| About this task |
The lines below that include "Zähringerstraße" are to be found and copied.

━━━━━ Available data ━━━━━

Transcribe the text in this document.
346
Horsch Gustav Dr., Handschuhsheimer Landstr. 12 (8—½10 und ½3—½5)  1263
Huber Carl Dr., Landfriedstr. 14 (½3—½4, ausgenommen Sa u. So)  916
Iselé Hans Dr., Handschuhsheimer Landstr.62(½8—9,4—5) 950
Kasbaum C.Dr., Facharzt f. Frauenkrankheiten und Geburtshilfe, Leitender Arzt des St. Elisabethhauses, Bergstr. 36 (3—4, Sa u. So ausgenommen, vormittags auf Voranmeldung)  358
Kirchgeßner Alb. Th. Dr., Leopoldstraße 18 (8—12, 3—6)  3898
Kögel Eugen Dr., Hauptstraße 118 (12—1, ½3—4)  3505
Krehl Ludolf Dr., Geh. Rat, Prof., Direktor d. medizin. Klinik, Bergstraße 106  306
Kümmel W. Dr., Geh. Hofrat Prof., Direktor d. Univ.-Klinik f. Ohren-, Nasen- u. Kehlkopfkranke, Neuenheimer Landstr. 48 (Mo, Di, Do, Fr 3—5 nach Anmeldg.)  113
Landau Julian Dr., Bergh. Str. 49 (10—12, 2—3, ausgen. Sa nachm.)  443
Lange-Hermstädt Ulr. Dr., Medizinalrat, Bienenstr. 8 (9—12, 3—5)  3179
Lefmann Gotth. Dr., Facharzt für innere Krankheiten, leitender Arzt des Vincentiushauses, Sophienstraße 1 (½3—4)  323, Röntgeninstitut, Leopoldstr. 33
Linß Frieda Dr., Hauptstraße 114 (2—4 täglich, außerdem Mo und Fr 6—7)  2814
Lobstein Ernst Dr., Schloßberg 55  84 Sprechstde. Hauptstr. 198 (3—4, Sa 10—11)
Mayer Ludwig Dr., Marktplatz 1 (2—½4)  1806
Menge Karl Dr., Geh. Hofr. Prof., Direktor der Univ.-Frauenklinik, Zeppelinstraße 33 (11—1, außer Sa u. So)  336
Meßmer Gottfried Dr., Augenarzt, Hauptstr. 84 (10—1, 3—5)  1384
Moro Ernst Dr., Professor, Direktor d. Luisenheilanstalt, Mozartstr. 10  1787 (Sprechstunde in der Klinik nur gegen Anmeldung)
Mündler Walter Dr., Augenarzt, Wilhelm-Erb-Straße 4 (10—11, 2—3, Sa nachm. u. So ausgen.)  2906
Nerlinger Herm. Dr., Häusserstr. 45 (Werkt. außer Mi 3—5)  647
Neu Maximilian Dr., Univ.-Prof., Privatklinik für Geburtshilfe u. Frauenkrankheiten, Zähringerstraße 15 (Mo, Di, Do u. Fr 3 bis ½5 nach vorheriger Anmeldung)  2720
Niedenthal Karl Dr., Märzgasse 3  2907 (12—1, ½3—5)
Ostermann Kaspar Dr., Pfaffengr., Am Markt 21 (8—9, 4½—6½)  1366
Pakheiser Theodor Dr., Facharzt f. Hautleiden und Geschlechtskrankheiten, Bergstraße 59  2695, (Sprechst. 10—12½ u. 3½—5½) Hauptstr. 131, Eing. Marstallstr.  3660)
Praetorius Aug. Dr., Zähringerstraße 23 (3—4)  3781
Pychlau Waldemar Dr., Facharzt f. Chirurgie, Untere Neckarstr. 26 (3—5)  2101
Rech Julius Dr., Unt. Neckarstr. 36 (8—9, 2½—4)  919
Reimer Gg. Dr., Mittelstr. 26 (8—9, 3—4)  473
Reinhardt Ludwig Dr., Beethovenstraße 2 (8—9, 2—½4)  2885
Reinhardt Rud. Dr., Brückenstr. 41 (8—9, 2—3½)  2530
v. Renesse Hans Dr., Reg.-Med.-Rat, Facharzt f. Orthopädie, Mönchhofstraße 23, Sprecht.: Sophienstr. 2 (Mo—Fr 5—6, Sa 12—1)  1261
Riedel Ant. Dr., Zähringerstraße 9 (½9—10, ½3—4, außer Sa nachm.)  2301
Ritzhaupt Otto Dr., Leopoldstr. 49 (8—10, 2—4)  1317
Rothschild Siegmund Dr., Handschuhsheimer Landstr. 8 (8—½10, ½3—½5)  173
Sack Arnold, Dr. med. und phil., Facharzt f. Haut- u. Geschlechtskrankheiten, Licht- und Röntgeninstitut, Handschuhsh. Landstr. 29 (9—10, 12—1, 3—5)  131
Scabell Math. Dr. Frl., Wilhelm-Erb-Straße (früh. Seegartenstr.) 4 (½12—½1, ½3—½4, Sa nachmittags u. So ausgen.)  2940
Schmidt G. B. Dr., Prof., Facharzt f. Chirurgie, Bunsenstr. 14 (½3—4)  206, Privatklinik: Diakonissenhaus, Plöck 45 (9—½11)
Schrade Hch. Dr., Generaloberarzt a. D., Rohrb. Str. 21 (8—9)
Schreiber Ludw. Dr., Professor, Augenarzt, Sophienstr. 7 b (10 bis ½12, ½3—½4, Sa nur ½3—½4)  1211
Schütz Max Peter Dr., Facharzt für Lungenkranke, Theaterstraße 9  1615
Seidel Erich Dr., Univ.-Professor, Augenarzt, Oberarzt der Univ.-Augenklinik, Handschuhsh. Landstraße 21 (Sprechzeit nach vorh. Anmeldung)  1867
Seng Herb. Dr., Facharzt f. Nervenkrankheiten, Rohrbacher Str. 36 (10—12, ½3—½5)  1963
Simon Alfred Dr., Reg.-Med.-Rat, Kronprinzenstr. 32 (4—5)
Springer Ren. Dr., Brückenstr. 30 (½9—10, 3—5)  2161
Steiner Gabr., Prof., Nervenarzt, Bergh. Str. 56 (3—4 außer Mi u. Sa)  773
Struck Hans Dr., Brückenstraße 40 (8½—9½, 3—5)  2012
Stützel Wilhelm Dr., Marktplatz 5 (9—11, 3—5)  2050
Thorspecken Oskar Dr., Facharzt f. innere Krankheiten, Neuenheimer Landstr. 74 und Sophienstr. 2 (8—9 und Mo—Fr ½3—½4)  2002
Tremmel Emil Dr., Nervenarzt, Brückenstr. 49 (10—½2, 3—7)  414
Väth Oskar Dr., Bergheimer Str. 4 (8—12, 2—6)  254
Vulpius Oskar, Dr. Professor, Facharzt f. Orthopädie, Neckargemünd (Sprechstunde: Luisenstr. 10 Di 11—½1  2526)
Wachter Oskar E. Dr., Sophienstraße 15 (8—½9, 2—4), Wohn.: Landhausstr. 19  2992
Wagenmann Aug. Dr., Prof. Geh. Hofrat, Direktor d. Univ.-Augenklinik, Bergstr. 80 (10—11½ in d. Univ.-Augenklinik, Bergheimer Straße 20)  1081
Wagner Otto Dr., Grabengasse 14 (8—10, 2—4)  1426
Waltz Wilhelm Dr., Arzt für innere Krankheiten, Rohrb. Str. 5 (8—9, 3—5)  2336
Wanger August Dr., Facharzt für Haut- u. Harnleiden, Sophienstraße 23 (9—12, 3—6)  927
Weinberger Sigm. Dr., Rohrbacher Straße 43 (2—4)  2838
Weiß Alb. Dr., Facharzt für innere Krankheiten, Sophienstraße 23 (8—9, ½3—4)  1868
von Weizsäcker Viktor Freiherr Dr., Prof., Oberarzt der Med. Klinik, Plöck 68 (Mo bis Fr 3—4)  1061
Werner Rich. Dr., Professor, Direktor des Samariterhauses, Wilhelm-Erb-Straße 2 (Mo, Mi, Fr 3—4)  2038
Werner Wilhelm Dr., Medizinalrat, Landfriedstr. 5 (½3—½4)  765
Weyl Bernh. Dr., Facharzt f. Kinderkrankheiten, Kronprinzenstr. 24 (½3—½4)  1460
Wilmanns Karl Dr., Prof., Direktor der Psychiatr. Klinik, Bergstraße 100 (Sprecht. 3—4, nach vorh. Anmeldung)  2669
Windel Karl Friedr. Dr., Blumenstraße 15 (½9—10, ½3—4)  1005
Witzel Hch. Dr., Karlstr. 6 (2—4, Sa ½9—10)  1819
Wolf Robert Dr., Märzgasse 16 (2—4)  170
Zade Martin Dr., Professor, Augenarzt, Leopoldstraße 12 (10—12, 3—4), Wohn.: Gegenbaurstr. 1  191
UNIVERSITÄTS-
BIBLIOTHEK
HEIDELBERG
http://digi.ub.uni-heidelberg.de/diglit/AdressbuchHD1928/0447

━━━━━

| Exercise answer |
Neu Maximilian Dr., Univ.-Prof., Privatklinik für Geburtshilfe u. Frauenkrankheiten, Zähringerstraße 15 (Mo, Di, Do u. Fr 3 bis ½5 nach vorheriger Anmeldung)  2720
Praetorius Aug. Dr., Zähringerstraße 23 (3—4)  3781
Riedel Ant. Dr., Zähringerstraße 9 (½9—10, ½3—4, außer Sa nachm.)  2301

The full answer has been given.